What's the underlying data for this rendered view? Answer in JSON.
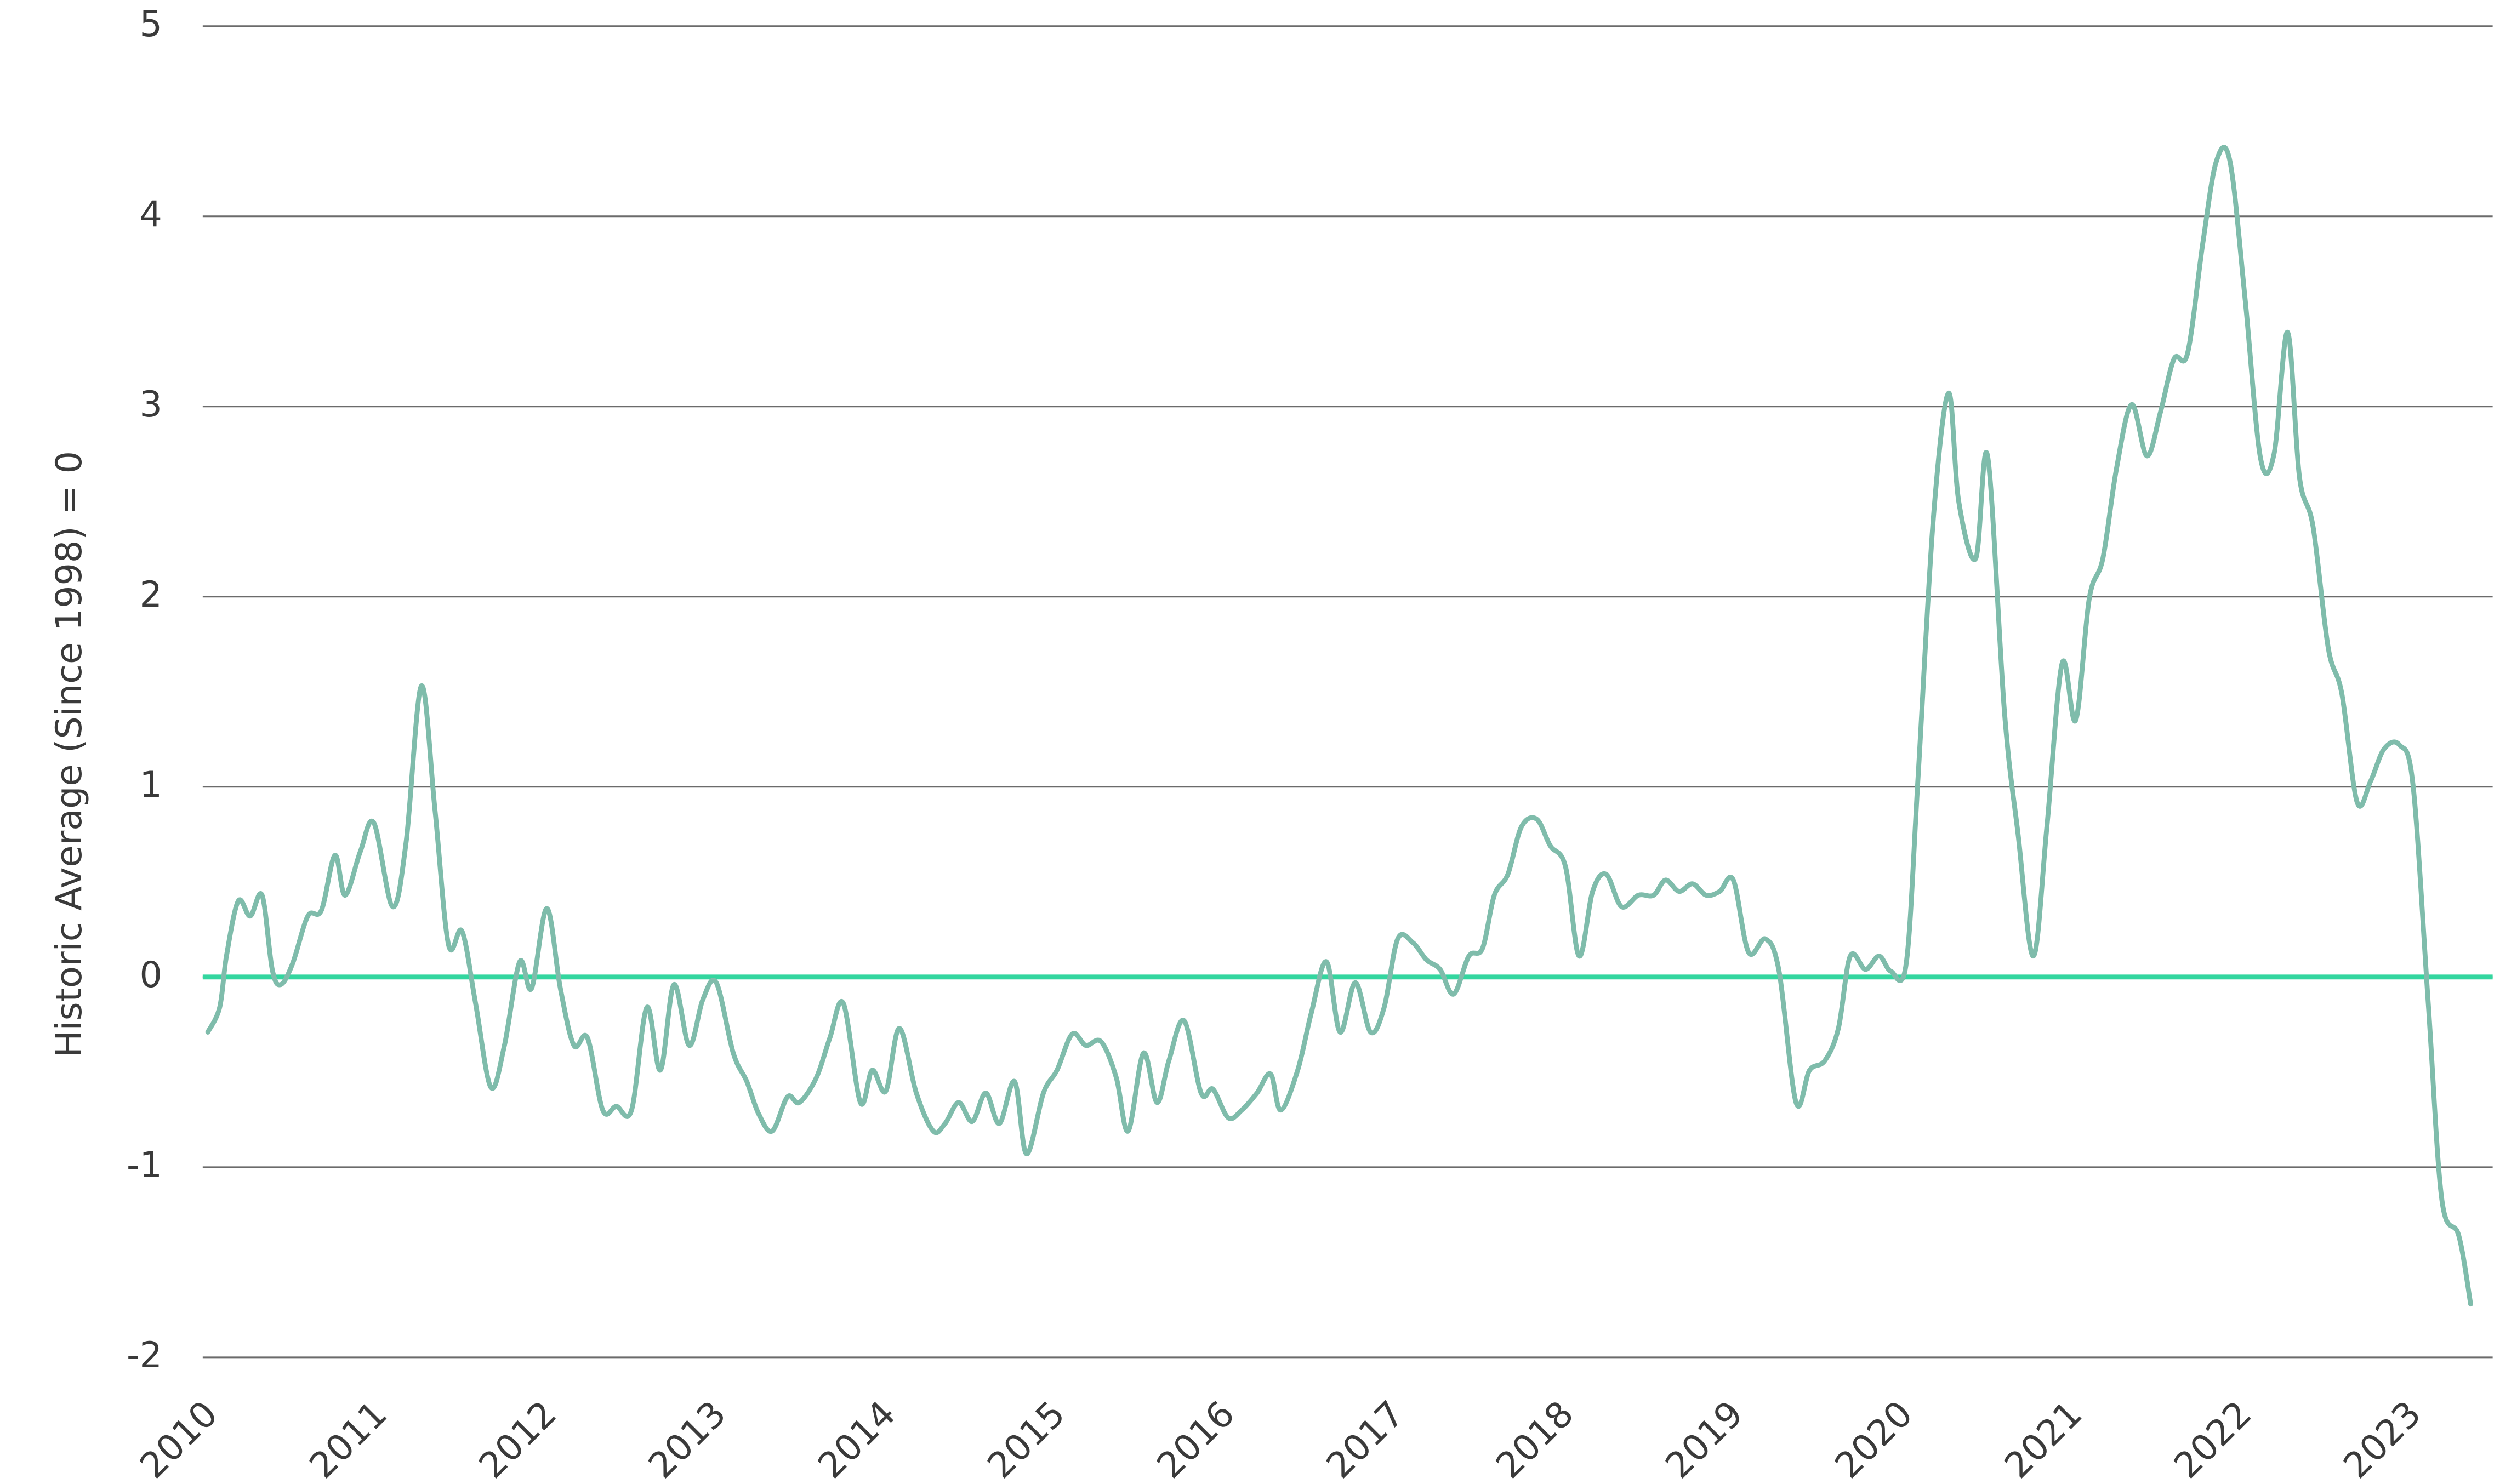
{
  "chart_data": {
    "type": "line",
    "y_label": "Historic Average (Since 1998) = 0",
    "x": [
      2010.03,
      2010.1,
      2010.14,
      2010.21,
      2010.28,
      2010.35,
      2010.41,
      2010.46,
      2010.53,
      2010.62,
      2010.7,
      2010.78,
      2010.84,
      2010.93,
      2011.01,
      2011.12,
      2011.2,
      2011.29,
      2011.37,
      2011.45,
      2011.53,
      2011.61,
      2011.7,
      2011.78,
      2011.87,
      2011.94,
      2012.03,
      2012.11,
      2012.19,
      2012.27,
      2012.36,
      2012.44,
      2012.53,
      2012.62,
      2012.7,
      2012.78,
      2012.87,
      2012.95,
      2013.03,
      2013.13,
      2013.21,
      2013.28,
      2013.36,
      2013.45,
      2013.52,
      2013.62,
      2013.7,
      2013.78,
      2013.88,
      2013.95,
      2014.03,
      2014.11,
      2014.21,
      2014.31,
      2014.38,
      2014.46,
      2014.54,
      2014.62,
      2014.7,
      2014.79,
      2014.86,
      2014.96,
      2015.04,
      2015.13,
      2015.21,
      2015.3,
      2015.39,
      2015.46,
      2015.55,
      2015.63,
      2015.7,
      2015.79,
      2015.89,
      2015.96,
      2016.05,
      2016.13,
      2016.22,
      2016.3,
      2016.36,
      2016.46,
      2016.54,
      2016.63,
      2016.71,
      2016.8,
      2016.89,
      2016.97,
      2017.05,
      2017.14,
      2017.22,
      2017.3,
      2017.38,
      2017.47,
      2017.55,
      2017.62,
      2017.7,
      2017.78,
      2017.87,
      2017.95,
      2018.04,
      2018.12,
      2018.2,
      2018.28,
      2018.37,
      2018.47,
      2018.56,
      2018.63,
      2018.71,
      2018.79,
      2018.87,
      2018.95,
      2019.03,
      2019.12,
      2019.22,
      2019.3,
      2019.4,
      2019.48,
      2019.57,
      2019.65,
      2019.72,
      2019.81,
      2019.89,
      2019.96,
      2020.05,
      2020.12,
      2020.21,
      2020.3,
      2020.36,
      2020.46,
      2020.53,
      2020.63,
      2020.71,
      2020.8,
      2020.88,
      2020.97,
      2021.05,
      2021.13,
      2021.21,
      2021.29,
      2021.38,
      2021.47,
      2021.55,
      2021.63,
      2021.71,
      2021.8,
      2021.88,
      2021.96,
      2022.05,
      2022.14,
      2022.22,
      2022.3,
      2022.37,
      2022.45,
      2022.54,
      2022.62,
      2022.71,
      2022.79,
      2022.87,
      2022.96,
      2023.04,
      2023.13,
      2023.21,
      2023.31,
      2023.38
    ],
    "values": [
      -0.29,
      -0.16,
      0.11,
      0.4,
      0.32,
      0.43,
      0.04,
      -0.04,
      0.07,
      0.32,
      0.35,
      0.64,
      0.43,
      0.66,
      0.81,
      0.37,
      0.71,
      1.53,
      0.88,
      0.17,
      0.24,
      -0.14,
      -0.58,
      -0.36,
      0.08,
      -0.06,
      0.36,
      -0.06,
      -0.36,
      -0.32,
      -0.7,
      -0.68,
      -0.7,
      -0.16,
      -0.49,
      -0.04,
      -0.36,
      -0.12,
      -0.03,
      -0.4,
      -0.55,
      -0.72,
      -0.81,
      -0.63,
      -0.66,
      -0.53,
      -0.32,
      -0.14,
      -0.66,
      -0.49,
      -0.6,
      -0.27,
      -0.61,
      -0.81,
      -0.77,
      -0.66,
      -0.76,
      -0.61,
      -0.77,
      -0.55,
      -0.93,
      -0.61,
      -0.49,
      -0.3,
      -0.36,
      -0.34,
      -0.53,
      -0.81,
      -0.4,
      -0.66,
      -0.44,
      -0.23,
      -0.61,
      -0.59,
      -0.74,
      -0.7,
      -0.61,
      -0.51,
      -0.7,
      -0.49,
      -0.19,
      0.08,
      -0.29,
      -0.03,
      -0.29,
      -0.16,
      0.2,
      0.18,
      0.09,
      0.04,
      -0.09,
      0.11,
      0.15,
      0.43,
      0.54,
      0.79,
      0.83,
      0.69,
      0.58,
      0.11,
      0.45,
      0.54,
      0.37,
      0.43,
      0.43,
      0.51,
      0.45,
      0.49,
      0.43,
      0.45,
      0.51,
      0.13,
      0.2,
      0.03,
      -0.66,
      -0.49,
      -0.44,
      -0.27,
      0.11,
      0.04,
      0.11,
      0.03,
      0.07,
      1.05,
      2.41,
      3.07,
      2.5,
      2.2,
      2.74,
      1.39,
      0.75,
      0.11,
      0.79,
      1.65,
      1.35,
      1.99,
      2.2,
      2.67,
      3.01,
      2.74,
      2.97,
      3.25,
      3.28,
      3.86,
      4.29,
      4.29,
      3.56,
      2.73,
      2.75,
      3.39,
      2.63,
      2.37,
      1.73,
      1.49,
      0.92,
      1.03,
      1.2,
      1.22,
      1.01,
      -0.14,
      -1.17,
      -1.36,
      -1.72
    ],
    "color": "#7fbcab",
    "xlim": [
      2010,
      2023.51
    ],
    "xticks": [
      2010,
      2011,
      2012,
      2013,
      2014,
      2015,
      2016,
      2017,
      2018,
      2019,
      2020,
      2021,
      2022,
      2023
    ],
    "ylim": [
      -2,
      5
    ],
    "yticks": [
      -2,
      -1,
      0,
      1,
      2,
      3,
      4,
      5
    ],
    "grid": true,
    "zero_line": {
      "value": 0,
      "color": "#33d69f"
    }
  }
}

—————

Pictures don't belong in the copy. Transcribe every record exactly as it appears.

What's the underlying data for this rendered view? Answer in JSON.
{
  "chart_data": {
    "type": "line",
    "y_label": "Historic Average (Since 1998) = 0",
    "x": [
      2010.03,
      2010.1,
      2010.14,
      2010.21,
      2010.28,
      2010.35,
      2010.41,
      2010.46,
      2010.53,
      2010.62,
      2010.7,
      2010.78,
      2010.84,
      2010.93,
      2011.01,
      2011.12,
      2011.2,
      2011.29,
      2011.37,
      2011.45,
      2011.53,
      2011.61,
      2011.7,
      2011.78,
      2011.87,
      2011.94,
      2012.03,
      2012.11,
      2012.19,
      2012.27,
      2012.36,
      2012.44,
      2012.53,
      2012.62,
      2012.7,
      2012.78,
      2012.87,
      2012.95,
      2013.03,
      2013.13,
      2013.21,
      2013.28,
      2013.36,
      2013.45,
      2013.52,
      2013.62,
      2013.7,
      2013.78,
      2013.88,
      2013.95,
      2014.03,
      2014.11,
      2014.21,
      2014.31,
      2014.38,
      2014.46,
      2014.54,
      2014.62,
      2014.7,
      2014.79,
      2014.86,
      2014.96,
      2015.04,
      2015.13,
      2015.21,
      2015.3,
      2015.39,
      2015.46,
      2015.55,
      2015.63,
      2015.7,
      2015.79,
      2015.89,
      2015.96,
      2016.05,
      2016.13,
      2016.22,
      2016.3,
      2016.36,
      2016.46,
      2016.54,
      2016.63,
      2016.71,
      2016.8,
      2016.89,
      2016.97,
      2017.05,
      2017.14,
      2017.22,
      2017.3,
      2017.38,
      2017.47,
      2017.55,
      2017.62,
      2017.7,
      2017.78,
      2017.87,
      2017.95,
      2018.04,
      2018.12,
      2018.2,
      2018.28,
      2018.37,
      2018.47,
      2018.56,
      2018.63,
      2018.71,
      2018.79,
      2018.87,
      2018.95,
      2019.03,
      2019.12,
      2019.22,
      2019.3,
      2019.4,
      2019.48,
      2019.57,
      2019.65,
      2019.72,
      2019.81,
      2019.89,
      2019.96,
      2020.05,
      2020.12,
      2020.21,
      2020.3,
      2020.36,
      2020.46,
      2020.53,
      2020.63,
      2020.71,
      2020.8,
      2020.88,
      2020.97,
      2021.05,
      2021.13,
      2021.21,
      2021.29,
      2021.38,
      2021.47,
      2021.55,
      2021.63,
      2021.71,
      2021.8,
      2021.88,
      2021.96,
      2022.05,
      2022.14,
      2022.22,
      2022.3,
      2022.37,
      2022.45,
      2022.54,
      2022.62,
      2022.71,
      2022.79,
      2022.87,
      2022.96,
      2023.04,
      2023.13,
      2023.21,
      2023.31,
      2023.38
    ],
    "values": [
      -0.29,
      -0.16,
      0.11,
      0.4,
      0.32,
      0.43,
      0.04,
      -0.04,
      0.07,
      0.32,
      0.35,
      0.64,
      0.43,
      0.66,
      0.81,
      0.37,
      0.71,
      1.53,
      0.88,
      0.17,
      0.24,
      -0.14,
      -0.58,
      -0.36,
      0.08,
      -0.06,
      0.36,
      -0.06,
      -0.36,
      -0.32,
      -0.7,
      -0.68,
      -0.7,
      -0.16,
      -0.49,
      -0.04,
      -0.36,
      -0.12,
      -0.03,
      -0.4,
      -0.55,
      -0.72,
      -0.81,
      -0.63,
      -0.66,
      -0.53,
      -0.32,
      -0.14,
      -0.66,
      -0.49,
      -0.6,
      -0.27,
      -0.61,
      -0.81,
      -0.77,
      -0.66,
      -0.76,
      -0.61,
      -0.77,
      -0.55,
      -0.93,
      -0.61,
      -0.49,
      -0.3,
      -0.36,
      -0.34,
      -0.53,
      -0.81,
      -0.4,
      -0.66,
      -0.44,
      -0.23,
      -0.61,
      -0.59,
      -0.74,
      -0.7,
      -0.61,
      -0.51,
      -0.7,
      -0.49,
      -0.19,
      0.08,
      -0.29,
      -0.03,
      -0.29,
      -0.16,
      0.2,
      0.18,
      0.09,
      0.04,
      -0.09,
      0.11,
      0.15,
      0.43,
      0.54,
      0.79,
      0.83,
      0.69,
      0.58,
      0.11,
      0.45,
      0.54,
      0.37,
      0.43,
      0.43,
      0.51,
      0.45,
      0.49,
      0.43,
      0.45,
      0.51,
      0.13,
      0.2,
      0.03,
      -0.66,
      -0.49,
      -0.44,
      -0.27,
      0.11,
      0.04,
      0.11,
      0.03,
      0.07,
      1.05,
      2.41,
      3.07,
      2.5,
      2.2,
      2.74,
      1.39,
      0.75,
      0.11,
      0.79,
      1.65,
      1.35,
      1.99,
      2.2,
      2.67,
      3.01,
      2.74,
      2.97,
      3.25,
      3.28,
      3.86,
      4.29,
      4.29,
      3.56,
      2.73,
      2.75,
      3.39,
      2.63,
      2.37,
      1.73,
      1.49,
      0.92,
      1.03,
      1.2,
      1.22,
      1.01,
      -0.14,
      -1.17,
      -1.36,
      -1.72
    ],
    "color": "#7fbcab",
    "xlim": [
      2010,
      2023.51
    ],
    "xticks": [
      2010,
      2011,
      2012,
      2013,
      2014,
      2015,
      2016,
      2017,
      2018,
      2019,
      2020,
      2021,
      2022,
      2023
    ],
    "ylim": [
      -2,
      5
    ],
    "yticks": [
      -2,
      -1,
      0,
      1,
      2,
      3,
      4,
      5
    ],
    "grid": true,
    "zero_line": {
      "value": 0,
      "color": "#33d69f"
    }
  }
}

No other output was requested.